__WHAT YOU ARE ASKED TO DO__.
Please state how many lines in the records contain the string "moment", with no words besides the number.

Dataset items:
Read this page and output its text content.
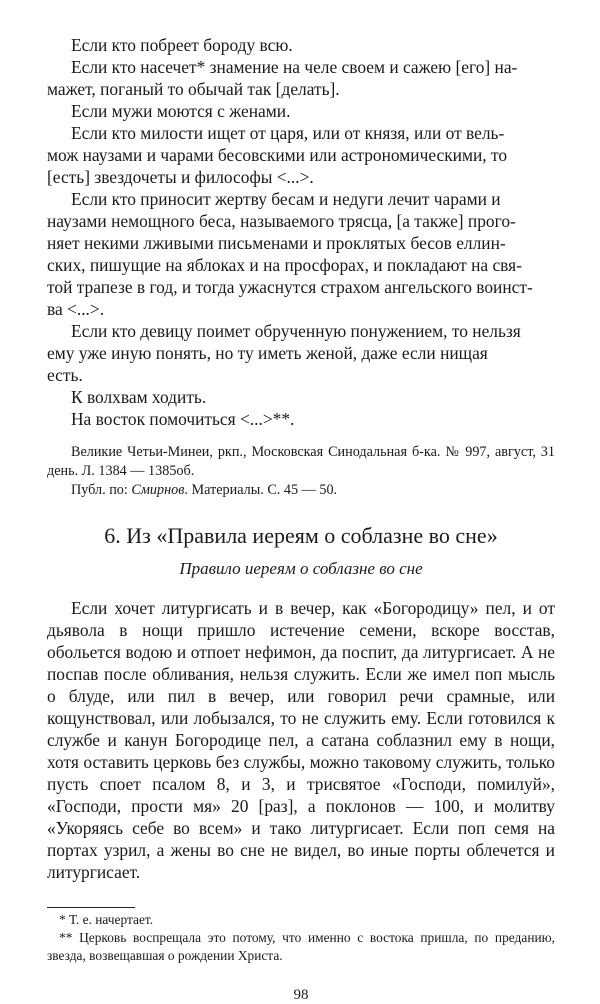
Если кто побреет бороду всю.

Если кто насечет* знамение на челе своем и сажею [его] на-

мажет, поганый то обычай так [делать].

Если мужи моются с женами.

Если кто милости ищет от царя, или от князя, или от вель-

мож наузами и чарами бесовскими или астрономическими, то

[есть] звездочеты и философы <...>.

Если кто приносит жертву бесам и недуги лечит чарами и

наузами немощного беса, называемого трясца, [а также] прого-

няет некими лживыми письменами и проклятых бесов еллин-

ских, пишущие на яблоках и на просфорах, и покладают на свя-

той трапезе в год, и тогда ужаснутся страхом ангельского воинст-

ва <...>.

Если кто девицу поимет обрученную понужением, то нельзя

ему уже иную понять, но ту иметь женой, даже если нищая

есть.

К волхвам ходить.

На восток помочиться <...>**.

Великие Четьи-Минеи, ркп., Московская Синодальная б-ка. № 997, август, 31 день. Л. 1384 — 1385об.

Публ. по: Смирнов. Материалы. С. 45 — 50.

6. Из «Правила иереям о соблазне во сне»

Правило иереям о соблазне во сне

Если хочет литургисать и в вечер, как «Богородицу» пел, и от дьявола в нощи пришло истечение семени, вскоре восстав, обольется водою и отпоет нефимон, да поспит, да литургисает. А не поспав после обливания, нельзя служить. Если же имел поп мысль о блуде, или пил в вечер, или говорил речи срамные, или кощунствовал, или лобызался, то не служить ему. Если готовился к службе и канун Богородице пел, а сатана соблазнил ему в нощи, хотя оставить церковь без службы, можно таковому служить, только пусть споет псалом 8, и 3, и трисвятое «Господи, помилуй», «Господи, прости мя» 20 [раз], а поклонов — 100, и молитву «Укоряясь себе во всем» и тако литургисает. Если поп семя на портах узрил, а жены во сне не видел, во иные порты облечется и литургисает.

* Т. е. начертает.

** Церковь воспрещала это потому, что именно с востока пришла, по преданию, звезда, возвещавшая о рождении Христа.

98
---
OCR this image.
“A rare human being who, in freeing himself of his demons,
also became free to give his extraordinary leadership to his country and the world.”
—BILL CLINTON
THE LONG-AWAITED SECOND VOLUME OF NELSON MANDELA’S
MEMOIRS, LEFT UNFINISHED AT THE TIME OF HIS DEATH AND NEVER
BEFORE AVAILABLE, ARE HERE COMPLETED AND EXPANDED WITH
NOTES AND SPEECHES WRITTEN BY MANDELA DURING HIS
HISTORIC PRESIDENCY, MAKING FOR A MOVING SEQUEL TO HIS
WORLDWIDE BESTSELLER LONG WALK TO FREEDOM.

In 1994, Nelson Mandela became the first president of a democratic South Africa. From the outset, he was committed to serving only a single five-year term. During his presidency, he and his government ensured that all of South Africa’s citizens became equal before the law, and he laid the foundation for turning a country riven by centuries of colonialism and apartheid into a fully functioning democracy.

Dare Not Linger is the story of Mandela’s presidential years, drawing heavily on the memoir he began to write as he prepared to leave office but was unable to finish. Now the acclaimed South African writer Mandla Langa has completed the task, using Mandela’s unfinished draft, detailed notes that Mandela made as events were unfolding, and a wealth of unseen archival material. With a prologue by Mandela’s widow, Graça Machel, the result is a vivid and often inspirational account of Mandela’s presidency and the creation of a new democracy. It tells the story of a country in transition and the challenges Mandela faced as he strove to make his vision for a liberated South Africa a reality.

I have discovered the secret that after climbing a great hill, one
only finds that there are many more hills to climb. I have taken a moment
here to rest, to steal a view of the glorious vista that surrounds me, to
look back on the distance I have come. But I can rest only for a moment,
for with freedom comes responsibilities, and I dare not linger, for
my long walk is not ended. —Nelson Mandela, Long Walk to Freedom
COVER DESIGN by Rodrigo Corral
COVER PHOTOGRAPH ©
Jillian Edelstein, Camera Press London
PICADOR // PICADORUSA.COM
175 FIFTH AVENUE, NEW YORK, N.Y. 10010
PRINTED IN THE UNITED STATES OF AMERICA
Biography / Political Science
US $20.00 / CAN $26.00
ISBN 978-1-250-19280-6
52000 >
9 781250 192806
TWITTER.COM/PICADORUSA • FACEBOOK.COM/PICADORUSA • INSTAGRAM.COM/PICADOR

__RESULT FOR THIS TASK__.
2